(Stored entries)
···
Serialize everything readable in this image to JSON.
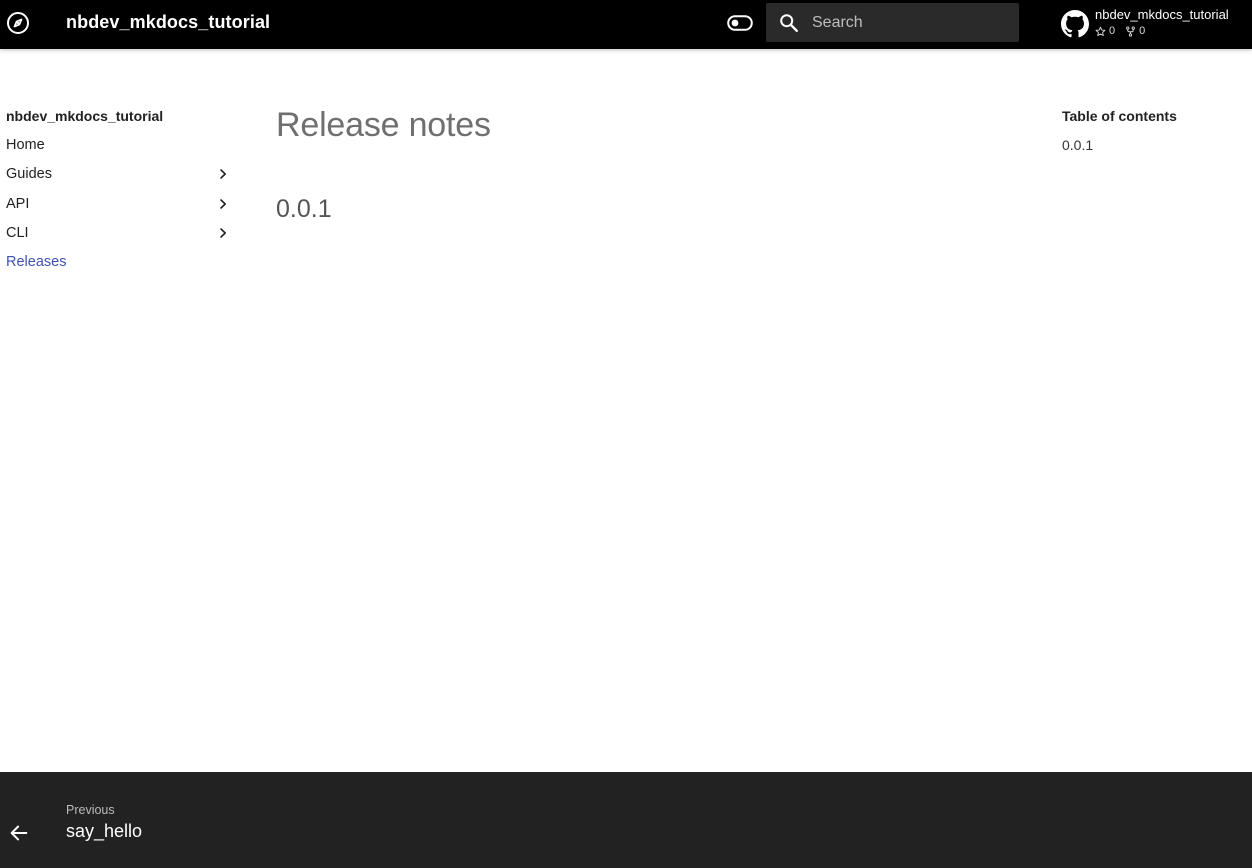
{
  "header": {
    "site_title": "nbdev_mkdocs_tutorial",
    "search": {
      "placeholder": "Search"
    },
    "repo": {
      "name": "nbdev_mkdocs_tutorial",
      "stars": "0",
      "forks": "0"
    }
  },
  "nav": {
    "title": "nbdev_mkdocs_tutorial",
    "items": [
      {
        "label": "Home",
        "expandable": false,
        "active": false
      },
      {
        "label": "Guides",
        "expandable": true,
        "active": false
      },
      {
        "label": "API",
        "expandable": true,
        "active": false
      },
      {
        "label": "CLI",
        "expandable": true,
        "active": false
      },
      {
        "label": "Releases",
        "expandable": false,
        "active": true
      }
    ]
  },
  "main": {
    "title": "Release notes",
    "section": "0.0.1"
  },
  "toc": {
    "title": "Table of contents",
    "items": [
      "0.0.1"
    ]
  },
  "footer": {
    "prev_direction": "Previous",
    "prev_title": "say_hello"
  },
  "colors": {
    "header_bg": "#000000",
    "footer_bg": "#222222",
    "active_link": "#3f51b5"
  },
  "icons": {
    "logo": "compass-icon",
    "palette": "toggle-icon",
    "search": "search-icon",
    "repo": "github-icon",
    "prev": "arrow-left-icon"
  }
}
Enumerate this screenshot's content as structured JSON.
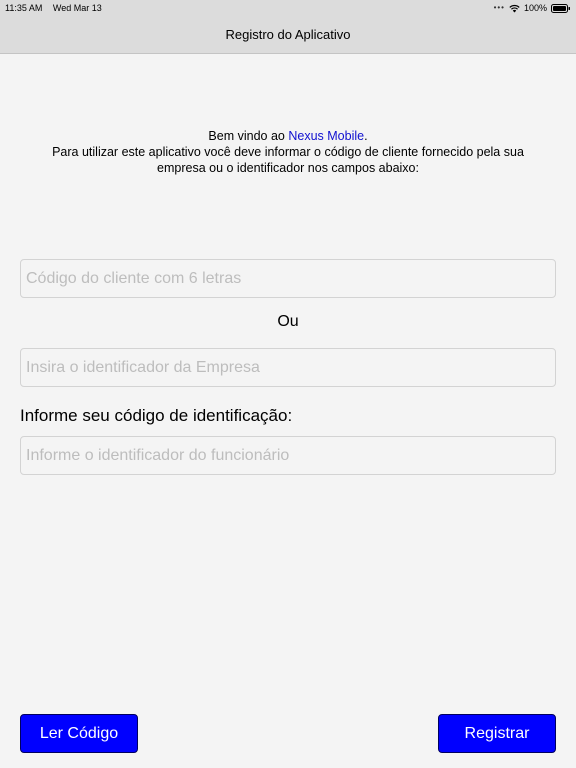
{
  "status_bar": {
    "time": "11:35 AM",
    "date": "Wed Mar 13",
    "battery": "100%",
    "icons": [
      "dots-icon",
      "wifi-icon",
      "battery-icon"
    ]
  },
  "nav": {
    "title": "Registro do Aplicativo"
  },
  "welcome": {
    "prefix": "Bem vindo ao ",
    "app_name": "Nexus Mobile",
    "suffix": ".",
    "line2": "Para utilizar este aplicativo você deve informar o código de cliente fornecido pela sua",
    "line3": "empresa ou o identificador nos campos abaixo:"
  },
  "form": {
    "client_code_placeholder": "Código do cliente com 6 letras",
    "client_code_value": "",
    "or_label": "Ou",
    "company_id_placeholder": "Insira o identificador da Empresa",
    "company_id_value": "",
    "employee_label": "Informe seu código de identificação:",
    "employee_id_placeholder": "Informe o identificador do funcionário",
    "employee_id_value": ""
  },
  "buttons": {
    "scan_label": "Ler Código",
    "register_label": "Registrar"
  },
  "colors": {
    "accent": "#0000ff",
    "link": "#1010d0",
    "background": "#f4f4f4",
    "bar": "#dcdcdc"
  }
}
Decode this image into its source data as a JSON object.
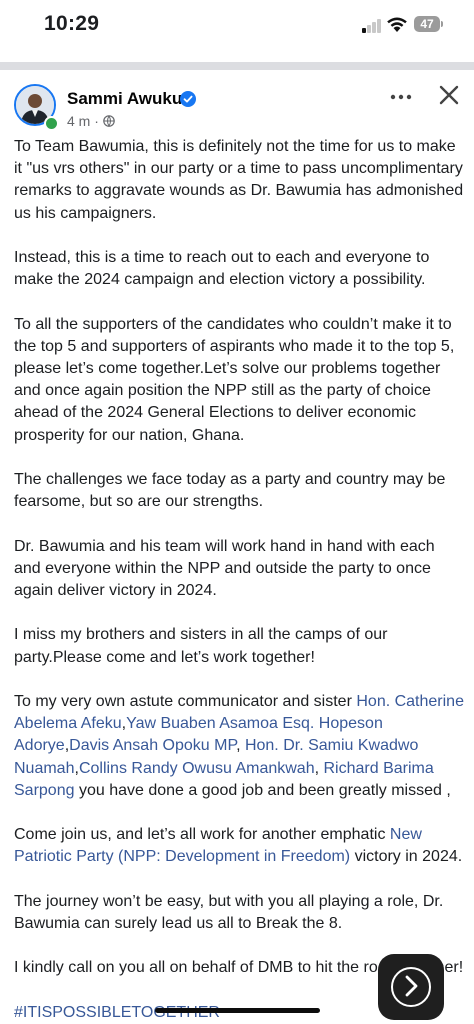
{
  "status_bar": {
    "time": "10:29",
    "battery": "47"
  },
  "post": {
    "author": "Sammi Awuku",
    "meta": "4 m ·",
    "paragraphs": [
      {
        "segments": [
          {
            "text": "To Team Bawumia, this is definitely not the time for us to make it \"us vrs others\" in our party or a time to pass uncomplimentary remarks to aggravate wounds as Dr. Bawumia has admonished us his campaigners."
          }
        ]
      },
      {
        "segments": [
          {
            "text": "Instead, this is a time to reach  out to each and everyone to make the 2024 campaign and election victory a possibility."
          }
        ]
      },
      {
        "segments": [
          {
            "text": "To all the supporters of the candidates who couldn’t make it to the top 5 and supporters of aspirants who made it to the top 5, please let’s come together.Let’s solve our problems together and once again position the NPP still as the party of choice ahead of the 2024 General Elections to deliver economic prosperity for our  nation, Ghana."
          }
        ]
      },
      {
        "segments": [
          {
            "text": "The challenges we face today as a party and country may be fearsome, but so are our strengths."
          }
        ]
      },
      {
        "segments": [
          {
            "text": "Dr. Bawumia and his team will work hand in hand with each and  everyone within the NPP and outside the party to once again deliver victory in 2024."
          }
        ]
      },
      {
        "segments": [
          {
            "text": "I miss my brothers and sisters in all the camps of our party.Please come and let’s work together!"
          }
        ]
      },
      {
        "segments": [
          {
            "text": "To my very own astute communicator and sister "
          },
          {
            "text": "Hon. Catherine Abelema Afeku",
            "link": true
          },
          {
            "text": ","
          },
          {
            "text": "Yaw Buaben Asamoa Esq. Hopeson Adorye",
            "link": true
          },
          {
            "text": ","
          },
          {
            "text": "Davis Ansah Opoku MP",
            "link": true
          },
          {
            "text": ", "
          },
          {
            "text": "Hon. Dr. Samiu Kwadwo Nuamah",
            "link": true
          },
          {
            "text": ","
          },
          {
            "text": "Collins Randy Owusu Amankwah",
            "link": true
          },
          {
            "text": ", "
          },
          {
            "text": "Richard Barima Sarpong",
            "link": true
          },
          {
            "text": " you have done a good job and been greatly missed ,"
          }
        ]
      },
      {
        "segments": [
          {
            "text": "Come  join us, and let’s all work for another emphatic "
          },
          {
            "text": "New Patriotic Party (NPP: Development in Freedom)",
            "link": true
          },
          {
            "text": " victory in 2024."
          }
        ]
      },
      {
        "segments": [
          {
            "text": "The journey won’t be easy, but with you all playing a role, Dr. Bawumia can surely lead us all to Break the 8."
          }
        ]
      },
      {
        "segments": [
          {
            "text": "I kindly call on you all on behalf of DMB to hit the road together!"
          }
        ]
      }
    ],
    "hashtag": "#ITISPOSSIBLETOGETHER"
  },
  "icons": {
    "verified": "verified-badge-icon",
    "more": "more-options-icon",
    "close": "close-icon",
    "privacy": "globe-icon",
    "next": "chevron-right-icon"
  },
  "colors": {
    "link": "#385898",
    "verified": "#1877f2",
    "online": "#31a24c"
  }
}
···
Required task → Search the data for "image". Copy every line that has it.

Answer to the problem →
Serialize everything readable in this image to JSON.
Decode this image into its source data as a JSON object.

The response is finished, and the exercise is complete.